Material supplied
## start
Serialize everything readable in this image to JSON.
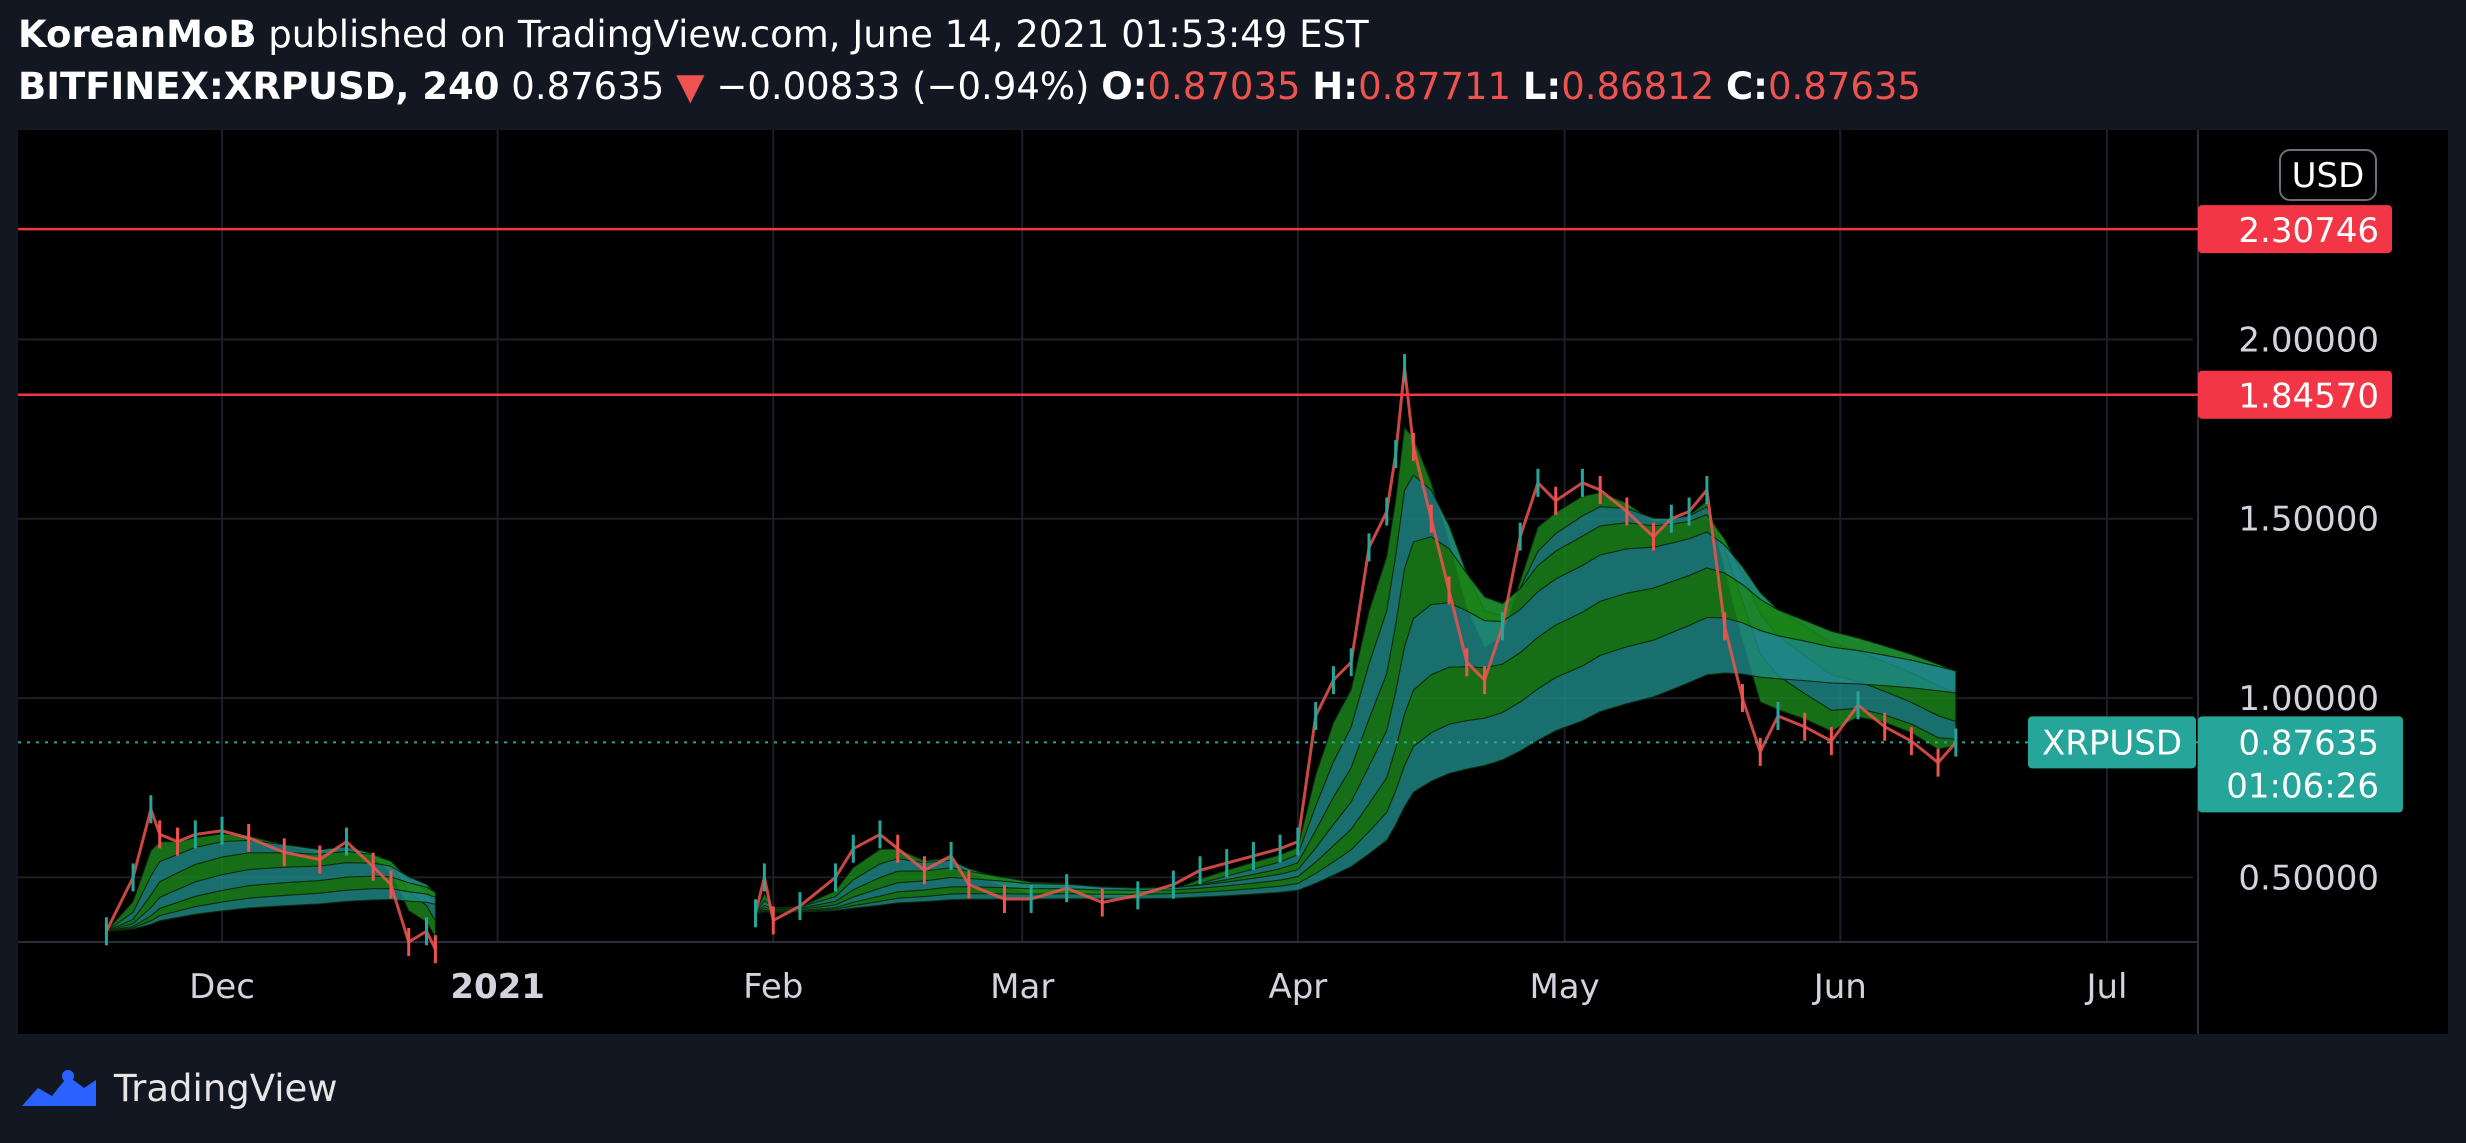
{
  "header": {
    "author": "KoreanMoB",
    "published_text": "published on TradingView.com, June 14, 2021 01:53:49 EST",
    "symbol": "BITFINEX:XRPUSD, 240",
    "last": "0.87635",
    "change_arrow": "▼",
    "change": "−0.00833 (−0.94%)",
    "o_label": "O:",
    "o_value": "0.87035",
    "h_label": "H:",
    "h_value": "0.87711",
    "l_label": "L:",
    "l_value": "0.86812",
    "c_label": "C:",
    "c_value": "0.87635"
  },
  "footer": {
    "brand": "TradingView"
  },
  "colors": {
    "background": "#000000",
    "page": "#131722",
    "down": "#ef5350",
    "up": "#26a69a",
    "ribbon_green": "#1b8a1b",
    "ribbon_teal": "#1f8a8a",
    "level_line": "#f23645"
  },
  "chart_data": {
    "type": "line",
    "symbol": "XRPUSD",
    "currency_label": "USD",
    "ylim": [
      0.32,
      2.5
    ],
    "y_ticks": [
      {
        "value": 0.5,
        "label": "0.50000"
      },
      {
        "value": 1.0,
        "label": "1.00000"
      },
      {
        "value": 1.5,
        "label": "1.50000"
      },
      {
        "value": 2.0,
        "label": "2.00000"
      }
    ],
    "x_ticks": [
      {
        "date": "2020-12-01",
        "label": "Dec",
        "bold": false
      },
      {
        "date": "2021-01-01",
        "label": "2021",
        "bold": true
      },
      {
        "date": "2021-02-01",
        "label": "Feb",
        "bold": false
      },
      {
        "date": "2021-03-01",
        "label": "Mar",
        "bold": false
      },
      {
        "date": "2021-04-01",
        "label": "Apr",
        "bold": false
      },
      {
        "date": "2021-05-01",
        "label": "May",
        "bold": false
      },
      {
        "date": "2021-06-01",
        "label": "Jun",
        "bold": false
      },
      {
        "date": "2021-07-01",
        "label": "Jul",
        "bold": false
      }
    ],
    "horizontal_levels": [
      {
        "value": 2.30746,
        "label": "2.30746"
      },
      {
        "value": 1.8457,
        "label": "1.84570"
      }
    ],
    "last_price": {
      "value": 0.87635,
      "label": "0.87635",
      "countdown": "01:06:26"
    },
    "series": [
      {
        "x": [
          "2020-11-18",
          "2020-11-21",
          "2020-11-23",
          "2020-11-24",
          "2020-11-26",
          "2020-11-28",
          "2020-12-01",
          "2020-12-04",
          "2020-12-08",
          "2020-12-12",
          "2020-12-15",
          "2020-12-18",
          "2020-12-20",
          "2020-12-22",
          "2020-12-24",
          "2020-12-25",
          "2021-01-30",
          "2021-01-31",
          "2021-02-01",
          "2021-02-04",
          "2021-02-08",
          "2021-02-10",
          "2021-02-13",
          "2021-02-15",
          "2021-02-18",
          "2021-02-21",
          "2021-02-23",
          "2021-02-27",
          "2021-03-02",
          "2021-03-06",
          "2021-03-10",
          "2021-03-14",
          "2021-03-18",
          "2021-03-21",
          "2021-03-24",
          "2021-03-27",
          "2021-03-30",
          "2021-04-01",
          "2021-04-03",
          "2021-04-05",
          "2021-04-07",
          "2021-04-09",
          "2021-04-11",
          "2021-04-12",
          "2021-04-13",
          "2021-04-14",
          "2021-04-16",
          "2021-04-18",
          "2021-04-20",
          "2021-04-22",
          "2021-04-24",
          "2021-04-26",
          "2021-04-28",
          "2021-04-30",
          "2021-05-03",
          "2021-05-05",
          "2021-05-08",
          "2021-05-11",
          "2021-05-13",
          "2021-05-15",
          "2021-05-17",
          "2021-05-19",
          "2021-05-21",
          "2021-05-23",
          "2021-05-25",
          "2021-05-28",
          "2021-05-31",
          "2021-06-03",
          "2021-06-06",
          "2021-06-09",
          "2021-06-12",
          "2021-06-14"
        ],
        "y": [
          0.35,
          0.5,
          0.69,
          0.62,
          0.6,
          0.62,
          0.63,
          0.61,
          0.57,
          0.55,
          0.6,
          0.53,
          0.48,
          0.32,
          0.35,
          0.3,
          0.4,
          0.5,
          0.38,
          0.42,
          0.5,
          0.58,
          0.62,
          0.58,
          0.52,
          0.56,
          0.48,
          0.44,
          0.44,
          0.47,
          0.43,
          0.45,
          0.48,
          0.52,
          0.54,
          0.56,
          0.58,
          0.6,
          0.95,
          1.05,
          1.1,
          1.42,
          1.52,
          1.68,
          1.92,
          1.7,
          1.5,
          1.3,
          1.1,
          1.05,
          1.2,
          1.45,
          1.6,
          1.55,
          1.6,
          1.58,
          1.52,
          1.45,
          1.5,
          1.52,
          1.58,
          1.2,
          1.0,
          0.85,
          0.95,
          0.92,
          0.88,
          0.98,
          0.92,
          0.88,
          0.82,
          0.876
        ]
      }
    ]
  }
}
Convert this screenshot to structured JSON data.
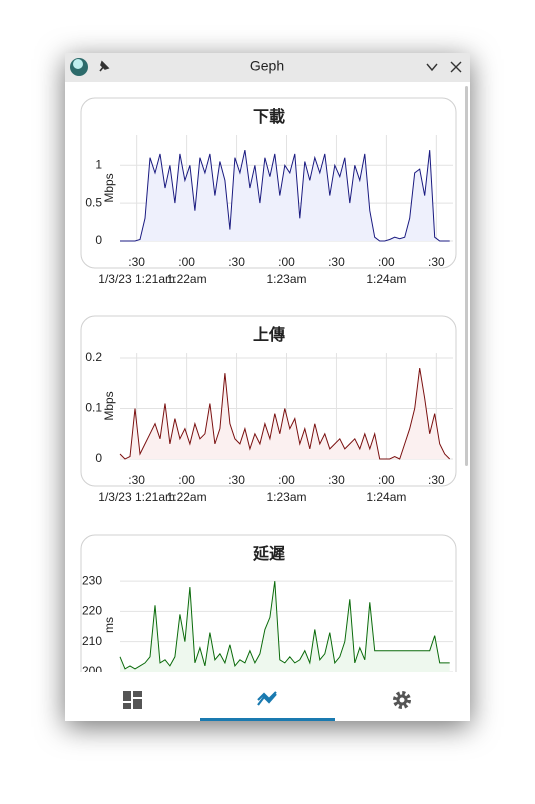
{
  "window": {
    "title": "Geph"
  },
  "chart_data": [
    {
      "type": "line",
      "title": "下載",
      "y_label": "Mbps",
      "color": "#1a1a80",
      "fill": "#eef0fc",
      "x": [
        20,
        23,
        26,
        29,
        32,
        35,
        38,
        41,
        44,
        47,
        50,
        53,
        56,
        59,
        62,
        65,
        68,
        71,
        74,
        77,
        80,
        83,
        86,
        89,
        92,
        95,
        98,
        101,
        104,
        107,
        110,
        113,
        116,
        119,
        122,
        125,
        128,
        131,
        134,
        137,
        140,
        143,
        146,
        149,
        152,
        155,
        158,
        161,
        164,
        167,
        170,
        173,
        176,
        179,
        182,
        185,
        188,
        191,
        194,
        197,
        200,
        203,
        206,
        209,
        212,
        215,
        218
      ],
      "values": [
        0,
        0,
        0,
        0,
        0.02,
        0.3,
        1.1,
        0.9,
        1.15,
        0.7,
        1.0,
        0.5,
        1.15,
        0.8,
        1.0,
        0.4,
        1.1,
        0.9,
        1.15,
        0.6,
        1.05,
        0.8,
        0.15,
        1.1,
        0.9,
        1.2,
        0.7,
        1.0,
        0.5,
        1.1,
        0.85,
        1.15,
        0.6,
        1.0,
        0.9,
        1.15,
        0.3,
        1.05,
        0.8,
        1.1,
        0.9,
        1.15,
        0.6,
        1.0,
        0.85,
        1.1,
        0.5,
        1.0,
        0.8,
        1.15,
        0.4,
        0.05,
        0,
        0,
        0.02,
        0.05,
        0.03,
        0.05,
        0.3,
        0.9,
        0.95,
        0.6,
        1.2,
        0.05,
        0,
        0,
        0
      ],
      "xlim": [
        20,
        220
      ],
      "ylim": [
        0,
        1.4
      ],
      "yticks": [
        0,
        0.5,
        1
      ],
      "xticks": [
        {
          "value": 30,
          "label": ":30"
        },
        {
          "value": 60,
          "label": ":00"
        },
        {
          "value": 90,
          "label": ":30"
        },
        {
          "value": 120,
          "label": ":00"
        },
        {
          "value": 150,
          "label": ":30"
        },
        {
          "value": 180,
          "label": ":00"
        },
        {
          "value": 210,
          "label": ":30"
        }
      ],
      "date_ticks": [
        {
          "value": 30,
          "label": "1/3/23 1:21am"
        },
        {
          "value": 60,
          "label": "1:22am"
        },
        {
          "value": 120,
          "label": "1:23am"
        },
        {
          "value": 180,
          "label": "1:24am"
        }
      ],
      "grid": true
    },
    {
      "type": "line",
      "title": "上傳",
      "y_label": "Mbps",
      "color": "#7a1010",
      "fill": "#fbf0f0",
      "x": [
        20,
        23,
        26,
        29,
        32,
        35,
        38,
        41,
        44,
        47,
        50,
        53,
        56,
        59,
        62,
        65,
        68,
        71,
        74,
        77,
        80,
        83,
        86,
        89,
        92,
        95,
        98,
        101,
        104,
        107,
        110,
        113,
        116,
        119,
        122,
        125,
        128,
        131,
        134,
        137,
        140,
        143,
        146,
        149,
        152,
        155,
        158,
        161,
        164,
        167,
        170,
        173,
        176,
        179,
        182,
        185,
        188,
        191,
        194,
        197,
        200,
        203,
        206,
        209,
        212,
        215,
        218
      ],
      "values": [
        0.01,
        0,
        0.005,
        0.1,
        0.01,
        0.03,
        0.05,
        0.07,
        0.04,
        0.11,
        0.03,
        0.08,
        0.04,
        0.06,
        0.03,
        0.07,
        0.04,
        0.05,
        0.11,
        0.03,
        0.06,
        0.17,
        0.07,
        0.04,
        0.03,
        0.06,
        0.02,
        0.05,
        0.03,
        0.07,
        0.04,
        0.09,
        0.05,
        0.1,
        0.06,
        0.08,
        0.03,
        0.06,
        0.02,
        0.07,
        0.03,
        0.05,
        0.02,
        0.03,
        0.04,
        0.02,
        0.03,
        0.04,
        0.02,
        0.05,
        0.02,
        0.05,
        0,
        0,
        0,
        0.005,
        0,
        0.03,
        0.06,
        0.1,
        0.18,
        0.12,
        0.05,
        0.09,
        0.03,
        0.01,
        0
      ],
      "xlim": [
        20,
        220
      ],
      "ylim": [
        0,
        0.21
      ],
      "yticks": [
        0,
        0.1,
        0.2
      ],
      "xticks": [
        {
          "value": 30,
          "label": ":30"
        },
        {
          "value": 60,
          "label": ":00"
        },
        {
          "value": 90,
          "label": ":30"
        },
        {
          "value": 120,
          "label": ":00"
        },
        {
          "value": 150,
          "label": ":30"
        },
        {
          "value": 180,
          "label": ":00"
        },
        {
          "value": 210,
          "label": ":30"
        }
      ],
      "date_ticks": [
        {
          "value": 30,
          "label": "1/3/23 1:21am"
        },
        {
          "value": 60,
          "label": "1:22am"
        },
        {
          "value": 120,
          "label": "1:23am"
        },
        {
          "value": 180,
          "label": "1:24am"
        }
      ],
      "grid": true
    },
    {
      "type": "line",
      "title": "延遲",
      "y_label": "ms",
      "color": "#0a6a0a",
      "fill": "#eef8ee",
      "x": [
        20,
        23,
        26,
        29,
        32,
        35,
        38,
        41,
        44,
        47,
        50,
        53,
        56,
        59,
        62,
        65,
        68,
        71,
        74,
        77,
        80,
        83,
        86,
        89,
        92,
        95,
        98,
        101,
        104,
        107,
        110,
        113,
        116,
        119,
        122,
        125,
        128,
        131,
        134,
        137,
        140,
        143,
        146,
        149,
        152,
        155,
        158,
        161,
        164,
        167,
        170,
        173,
        176,
        179,
        182,
        185,
        188,
        191,
        194,
        197,
        200,
        203,
        206,
        209,
        212,
        215,
        218
      ],
      "values": [
        205,
        201,
        202,
        201,
        202,
        203,
        205,
        222,
        203,
        204,
        202,
        205,
        219,
        210,
        228,
        203,
        208,
        202,
        213,
        204,
        206,
        203,
        209,
        202,
        204,
        203,
        207,
        203,
        206,
        214,
        218,
        230,
        204,
        203,
        205,
        203,
        204,
        207,
        203,
        214,
        204,
        206,
        213,
        203,
        205,
        210,
        224,
        203,
        208,
        204,
        223,
        207,
        207,
        207,
        207,
        207,
        207,
        207,
        207,
        207,
        207,
        207,
        207,
        212,
        203,
        203,
        203
      ],
      "xlim": [
        20,
        220
      ],
      "ylim": [
        198,
        233
      ],
      "yticks": [
        200,
        210,
        220,
        230
      ],
      "grid": true
    }
  ]
}
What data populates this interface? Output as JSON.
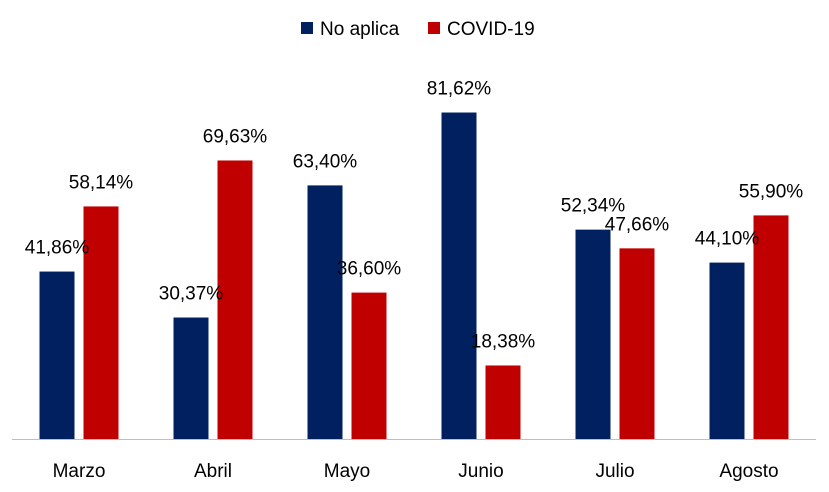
## end
Short problem
Return every line in the listing that contains the word "JSON".

Task result
Serialize everything readable in this image to JSON.
Convert this screenshot to structured JSON data.
What data populates this interface? Output as JSON.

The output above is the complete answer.